* **DATA SHOWN**
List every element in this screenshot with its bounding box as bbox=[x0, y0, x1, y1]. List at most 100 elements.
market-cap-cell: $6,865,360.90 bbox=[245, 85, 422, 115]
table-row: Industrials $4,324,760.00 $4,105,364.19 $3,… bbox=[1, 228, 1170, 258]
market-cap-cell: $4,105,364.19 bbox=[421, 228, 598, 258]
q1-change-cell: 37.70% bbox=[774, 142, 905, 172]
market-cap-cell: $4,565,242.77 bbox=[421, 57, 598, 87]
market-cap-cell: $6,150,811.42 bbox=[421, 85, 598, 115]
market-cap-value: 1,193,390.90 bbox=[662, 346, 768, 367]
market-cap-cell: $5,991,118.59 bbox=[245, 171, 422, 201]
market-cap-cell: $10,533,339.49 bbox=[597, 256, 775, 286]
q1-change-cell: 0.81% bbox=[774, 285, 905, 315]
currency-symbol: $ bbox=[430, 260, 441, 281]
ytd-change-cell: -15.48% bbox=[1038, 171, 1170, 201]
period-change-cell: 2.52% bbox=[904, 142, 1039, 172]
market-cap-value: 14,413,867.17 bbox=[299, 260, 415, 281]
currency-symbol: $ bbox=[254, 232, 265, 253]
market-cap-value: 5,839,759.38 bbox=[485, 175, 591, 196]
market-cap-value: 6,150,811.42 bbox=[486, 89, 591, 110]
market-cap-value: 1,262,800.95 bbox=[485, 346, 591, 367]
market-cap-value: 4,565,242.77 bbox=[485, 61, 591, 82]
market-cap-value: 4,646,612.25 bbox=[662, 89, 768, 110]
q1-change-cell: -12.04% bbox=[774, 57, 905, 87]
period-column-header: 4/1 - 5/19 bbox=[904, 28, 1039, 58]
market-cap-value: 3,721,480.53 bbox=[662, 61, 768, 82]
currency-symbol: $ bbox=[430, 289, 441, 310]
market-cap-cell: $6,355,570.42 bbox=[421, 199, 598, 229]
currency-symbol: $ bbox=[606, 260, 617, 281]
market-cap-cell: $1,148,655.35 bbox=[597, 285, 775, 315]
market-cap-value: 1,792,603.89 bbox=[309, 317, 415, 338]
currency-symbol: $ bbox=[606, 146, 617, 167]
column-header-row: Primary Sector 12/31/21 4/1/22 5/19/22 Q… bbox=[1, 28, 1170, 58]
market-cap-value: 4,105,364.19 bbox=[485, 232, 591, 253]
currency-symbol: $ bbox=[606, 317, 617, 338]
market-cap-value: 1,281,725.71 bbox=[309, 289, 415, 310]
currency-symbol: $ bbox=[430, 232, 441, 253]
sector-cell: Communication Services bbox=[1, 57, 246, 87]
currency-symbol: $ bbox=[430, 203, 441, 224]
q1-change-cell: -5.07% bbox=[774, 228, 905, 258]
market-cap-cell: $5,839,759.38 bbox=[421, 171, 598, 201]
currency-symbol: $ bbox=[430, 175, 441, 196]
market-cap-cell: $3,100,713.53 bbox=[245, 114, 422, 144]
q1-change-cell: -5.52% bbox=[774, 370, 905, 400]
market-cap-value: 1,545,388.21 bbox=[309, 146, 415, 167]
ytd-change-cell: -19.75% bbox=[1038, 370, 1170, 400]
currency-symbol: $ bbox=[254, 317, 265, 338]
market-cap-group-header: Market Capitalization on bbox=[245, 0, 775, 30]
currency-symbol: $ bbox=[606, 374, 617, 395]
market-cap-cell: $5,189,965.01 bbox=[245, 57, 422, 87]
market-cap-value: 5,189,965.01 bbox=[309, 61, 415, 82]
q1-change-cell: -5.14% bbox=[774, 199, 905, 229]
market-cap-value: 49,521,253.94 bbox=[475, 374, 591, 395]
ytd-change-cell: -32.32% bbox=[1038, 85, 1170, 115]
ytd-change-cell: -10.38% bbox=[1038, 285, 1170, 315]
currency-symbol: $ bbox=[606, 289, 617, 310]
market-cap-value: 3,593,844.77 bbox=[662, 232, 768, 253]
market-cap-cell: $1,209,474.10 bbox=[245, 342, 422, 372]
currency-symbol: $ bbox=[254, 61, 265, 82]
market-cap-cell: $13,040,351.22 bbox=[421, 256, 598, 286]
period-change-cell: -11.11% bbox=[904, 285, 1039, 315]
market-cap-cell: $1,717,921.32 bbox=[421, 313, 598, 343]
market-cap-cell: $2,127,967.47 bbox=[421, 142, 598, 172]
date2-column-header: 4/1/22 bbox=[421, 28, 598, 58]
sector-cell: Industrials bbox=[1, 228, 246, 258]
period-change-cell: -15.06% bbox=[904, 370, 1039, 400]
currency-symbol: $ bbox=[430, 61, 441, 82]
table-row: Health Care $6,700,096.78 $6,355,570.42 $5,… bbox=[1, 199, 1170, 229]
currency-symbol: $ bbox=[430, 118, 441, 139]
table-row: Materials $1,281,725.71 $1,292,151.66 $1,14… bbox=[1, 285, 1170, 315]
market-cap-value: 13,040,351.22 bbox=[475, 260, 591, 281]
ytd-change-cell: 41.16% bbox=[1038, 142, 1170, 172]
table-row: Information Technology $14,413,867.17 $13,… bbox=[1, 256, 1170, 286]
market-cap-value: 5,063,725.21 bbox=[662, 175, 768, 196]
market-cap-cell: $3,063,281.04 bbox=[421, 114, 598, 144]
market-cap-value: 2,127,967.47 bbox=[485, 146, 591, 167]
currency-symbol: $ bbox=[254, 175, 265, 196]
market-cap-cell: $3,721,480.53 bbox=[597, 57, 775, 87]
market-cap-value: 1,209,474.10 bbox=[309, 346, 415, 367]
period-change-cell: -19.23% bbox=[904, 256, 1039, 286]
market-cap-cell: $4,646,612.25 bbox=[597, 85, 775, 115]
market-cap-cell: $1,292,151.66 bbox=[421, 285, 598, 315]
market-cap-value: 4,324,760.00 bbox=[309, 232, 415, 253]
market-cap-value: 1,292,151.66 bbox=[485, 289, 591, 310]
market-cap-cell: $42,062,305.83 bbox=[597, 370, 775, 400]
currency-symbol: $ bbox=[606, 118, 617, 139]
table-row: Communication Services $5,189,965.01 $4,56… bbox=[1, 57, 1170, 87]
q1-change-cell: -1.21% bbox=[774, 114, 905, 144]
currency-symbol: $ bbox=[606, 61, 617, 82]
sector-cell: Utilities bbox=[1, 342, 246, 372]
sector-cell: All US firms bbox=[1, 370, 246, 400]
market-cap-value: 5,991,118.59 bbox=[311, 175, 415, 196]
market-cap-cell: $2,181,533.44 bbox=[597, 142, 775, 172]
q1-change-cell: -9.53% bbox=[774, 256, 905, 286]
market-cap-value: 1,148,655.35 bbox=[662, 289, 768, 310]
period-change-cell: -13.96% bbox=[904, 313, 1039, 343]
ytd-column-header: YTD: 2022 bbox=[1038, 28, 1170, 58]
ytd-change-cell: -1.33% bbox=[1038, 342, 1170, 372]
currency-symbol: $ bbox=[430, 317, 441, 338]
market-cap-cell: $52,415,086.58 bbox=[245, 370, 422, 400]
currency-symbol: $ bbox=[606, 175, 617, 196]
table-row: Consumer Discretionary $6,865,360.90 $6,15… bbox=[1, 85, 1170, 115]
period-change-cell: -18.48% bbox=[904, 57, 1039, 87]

* **PROBLEM TO WORK ON**
Rewrite all of the lines above, replacing "currency-symbol" with "dollar-sign" everywhere it appears and leaving everything else unchanged.

* **SOLUTION FOR THIS PROBLEM**
List every element in this screenshot with its bounding box as bbox=[x0, y0, x1, y1]. List at most 100 elements.
market-cap-cell: $6,865,360.90 bbox=[245, 85, 422, 115]
table-row: Industrials $4,324,760.00 $4,105,364.19 $3,… bbox=[1, 228, 1170, 258]
market-cap-cell: $4,105,364.19 bbox=[421, 228, 598, 258]
q1-change-cell: 37.70% bbox=[774, 142, 905, 172]
market-cap-cell: $4,565,242.77 bbox=[421, 57, 598, 87]
market-cap-cell: $6,150,811.42 bbox=[421, 85, 598, 115]
market-cap-value: 1,193,390.90 bbox=[662, 346, 768, 367]
market-cap-cell: $5,991,118.59 bbox=[245, 171, 422, 201]
market-cap-cell: $10,533,339.49 bbox=[597, 256, 775, 286]
q1-change-cell: 0.81% bbox=[774, 285, 905, 315]
dollar-sign: $ bbox=[430, 260, 441, 281]
ytd-change-cell: -15.48% bbox=[1038, 171, 1170, 201]
period-change-cell: 2.52% bbox=[904, 142, 1039, 172]
market-cap-value: 14,413,867.17 bbox=[299, 260, 415, 281]
dollar-sign: $ bbox=[254, 232, 265, 253]
market-cap-value: 5,839,759.38 bbox=[485, 175, 591, 196]
market-cap-value: 6,150,811.42 bbox=[486, 89, 591, 110]
market-cap-value: 1,262,800.95 bbox=[485, 346, 591, 367]
market-cap-value: 4,565,242.77 bbox=[485, 61, 591, 82]
market-cap-value: 4,646,612.25 bbox=[662, 89, 768, 110]
q1-change-cell: -12.04% bbox=[774, 57, 905, 87]
period-column-header: 4/1 - 5/19 bbox=[904, 28, 1039, 58]
market-cap-value: 3,721,480.53 bbox=[662, 61, 768, 82]
dollar-sign: $ bbox=[430, 289, 441, 310]
market-cap-cell: $6,355,570.42 bbox=[421, 199, 598, 229]
dollar-sign: $ bbox=[606, 260, 617, 281]
market-cap-cell: $1,148,655.35 bbox=[597, 285, 775, 315]
market-cap-value: 1,792,603.89 bbox=[309, 317, 415, 338]
dollar-sign: $ bbox=[606, 146, 617, 167]
column-header-row: Primary Sector 12/31/21 4/1/22 5/19/22 Q… bbox=[1, 28, 1170, 58]
market-cap-value: 4,105,364.19 bbox=[485, 232, 591, 253]
dollar-sign: $ bbox=[606, 317, 617, 338]
market-cap-value: 1,281,725.71 bbox=[309, 289, 415, 310]
dollar-sign: $ bbox=[430, 232, 441, 253]
sector-cell: Communication Services bbox=[1, 57, 246, 87]
dollar-sign: $ bbox=[430, 203, 441, 224]
q1-change-cell: -5.07% bbox=[774, 228, 905, 258]
market-cap-cell: $5,839,759.38 bbox=[421, 171, 598, 201]
dollar-sign: $ bbox=[430, 175, 441, 196]
market-cap-cell: $3,100,713.53 bbox=[245, 114, 422, 144]
q1-change-cell: -5.52% bbox=[774, 370, 905, 400]
market-cap-value: 1,545,388.21 bbox=[309, 146, 415, 167]
ytd-change-cell: -19.75% bbox=[1038, 370, 1170, 400]
dollar-sign: $ bbox=[254, 317, 265, 338]
market-cap-group-header: Market Capitalization on bbox=[245, 0, 775, 30]
dollar-sign: $ bbox=[606, 374, 617, 395]
market-cap-cell: $5,189,965.01 bbox=[245, 57, 422, 87]
market-cap-value: 5,189,965.01 bbox=[309, 61, 415, 82]
q1-change-cell: -5.14% bbox=[774, 199, 905, 229]
market-cap-value: 49,521,253.94 bbox=[475, 374, 591, 395]
ytd-change-cell: -32.32% bbox=[1038, 85, 1170, 115]
ytd-change-cell: -10.38% bbox=[1038, 285, 1170, 315]
dollar-sign: $ bbox=[606, 289, 617, 310]
market-cap-value: 3,593,844.77 bbox=[662, 232, 768, 253]
market-cap-cell: $1,209,474.10 bbox=[245, 342, 422, 372]
dollar-sign: $ bbox=[254, 61, 265, 82]
market-cap-cell: $13,040,351.22 bbox=[421, 256, 598, 286]
period-change-cell: -11.11% bbox=[904, 285, 1039, 315]
market-cap-cell: $1,717,921.32 bbox=[421, 313, 598, 343]
market-cap-cell: $2,127,967.47 bbox=[421, 142, 598, 172]
date2-column-header: 4/1/22 bbox=[421, 28, 598, 58]
sector-cell: Industrials bbox=[1, 228, 246, 258]
period-change-cell: -15.06% bbox=[904, 370, 1039, 400]
dollar-sign: $ bbox=[430, 61, 441, 82]
table-row: Health Care $6,700,096.78 $6,355,570.42 $5,… bbox=[1, 199, 1170, 229]
dollar-sign: $ bbox=[430, 118, 441, 139]
table-row: Materials $1,281,725.71 $1,292,151.66 $1,14… bbox=[1, 285, 1170, 315]
market-cap-value: 13,040,351.22 bbox=[475, 260, 591, 281]
ytd-change-cell: 41.16% bbox=[1038, 142, 1170, 172]
table-row: Information Technology $14,413,867.17 $13,… bbox=[1, 256, 1170, 286]
market-cap-value: 5,063,725.21 bbox=[662, 175, 768, 196]
market-cap-cell: $3,063,281.04 bbox=[421, 114, 598, 144]
market-cap-value: 2,127,967.47 bbox=[485, 146, 591, 167]
dollar-sign: $ bbox=[254, 175, 265, 196]
market-cap-cell: $3,721,480.53 bbox=[597, 57, 775, 87]
market-cap-value: 1,209,474.10 bbox=[309, 346, 415, 367]
period-change-cell: -19.23% bbox=[904, 256, 1039, 286]
market-cap-cell: $4,646,612.25 bbox=[597, 85, 775, 115]
market-cap-cell: $1,292,151.66 bbox=[421, 285, 598, 315]
market-cap-value: 4,324,760.00 bbox=[309, 232, 415, 253]
market-cap-value: 1,292,151.66 bbox=[485, 289, 591, 310]
market-cap-cell: $42,062,305.83 bbox=[597, 370, 775, 400]
dollar-sign: $ bbox=[606, 118, 617, 139]
table-row: Communication Services $5,189,965.01 $4,56… bbox=[1, 57, 1170, 87]
q1-change-cell: -1.21% bbox=[774, 114, 905, 144]
dollar-sign: $ bbox=[606, 61, 617, 82]
sector-cell: Utilities bbox=[1, 342, 246, 372]
sector-cell: All US firms bbox=[1, 370, 246, 400]
market-cap-value: 5,991,118.59 bbox=[311, 175, 415, 196]
market-cap-cell: $2,181,533.44 bbox=[597, 142, 775, 172]
q1-change-cell: -9.53% bbox=[774, 256, 905, 286]
market-cap-value: 1,148,655.35 bbox=[662, 289, 768, 310]
period-change-cell: -13.96% bbox=[904, 313, 1039, 343]
ytd-column-header: YTD: 2022 bbox=[1038, 28, 1170, 58]
ytd-change-cell: -1.33% bbox=[1038, 342, 1170, 372]
dollar-sign: $ bbox=[430, 317, 441, 338]
market-cap-cell: $52,415,086.58 bbox=[245, 370, 422, 400]
dollar-sign: $ bbox=[606, 175, 617, 196]
table-row: Consumer Discretionary $6,865,360.90 $6,15… bbox=[1, 85, 1170, 115]
period-change-cell: -18.48% bbox=[904, 57, 1039, 87]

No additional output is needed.